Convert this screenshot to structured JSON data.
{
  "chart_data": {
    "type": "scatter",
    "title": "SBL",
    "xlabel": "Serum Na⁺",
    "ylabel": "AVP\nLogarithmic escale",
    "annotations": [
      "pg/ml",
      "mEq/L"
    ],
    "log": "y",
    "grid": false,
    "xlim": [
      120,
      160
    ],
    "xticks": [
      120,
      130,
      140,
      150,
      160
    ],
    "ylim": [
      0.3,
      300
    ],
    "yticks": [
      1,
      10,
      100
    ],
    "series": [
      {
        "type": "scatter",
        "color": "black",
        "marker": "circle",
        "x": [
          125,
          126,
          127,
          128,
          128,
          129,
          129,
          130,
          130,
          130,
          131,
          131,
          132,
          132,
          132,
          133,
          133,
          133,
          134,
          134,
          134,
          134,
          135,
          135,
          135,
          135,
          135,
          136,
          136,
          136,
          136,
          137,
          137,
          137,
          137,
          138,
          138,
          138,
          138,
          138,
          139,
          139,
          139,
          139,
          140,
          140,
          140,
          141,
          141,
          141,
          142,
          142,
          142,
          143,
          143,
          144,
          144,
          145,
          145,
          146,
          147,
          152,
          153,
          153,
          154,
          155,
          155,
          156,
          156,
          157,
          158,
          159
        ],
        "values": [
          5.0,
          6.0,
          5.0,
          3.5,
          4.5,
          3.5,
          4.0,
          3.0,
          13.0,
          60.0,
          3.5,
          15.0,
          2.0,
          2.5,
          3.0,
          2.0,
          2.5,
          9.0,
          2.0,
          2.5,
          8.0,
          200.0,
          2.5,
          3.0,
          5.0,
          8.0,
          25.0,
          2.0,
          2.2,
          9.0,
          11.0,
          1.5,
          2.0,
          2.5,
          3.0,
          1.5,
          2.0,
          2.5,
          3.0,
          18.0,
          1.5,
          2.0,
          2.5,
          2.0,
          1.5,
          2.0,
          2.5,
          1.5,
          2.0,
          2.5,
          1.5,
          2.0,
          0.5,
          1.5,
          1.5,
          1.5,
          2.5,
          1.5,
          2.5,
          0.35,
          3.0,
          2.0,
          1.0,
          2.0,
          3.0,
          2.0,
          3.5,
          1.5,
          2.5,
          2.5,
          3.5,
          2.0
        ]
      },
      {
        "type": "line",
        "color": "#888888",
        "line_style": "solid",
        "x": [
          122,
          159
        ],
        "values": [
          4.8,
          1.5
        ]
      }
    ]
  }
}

== == ==

* _WRITTEN TASK_: Identify which lines contain the word "type" and copy each one.

* _PROBLEM SOLUTION_:
    "type": "scatter",
        "type": "scatter",
        "type": "line",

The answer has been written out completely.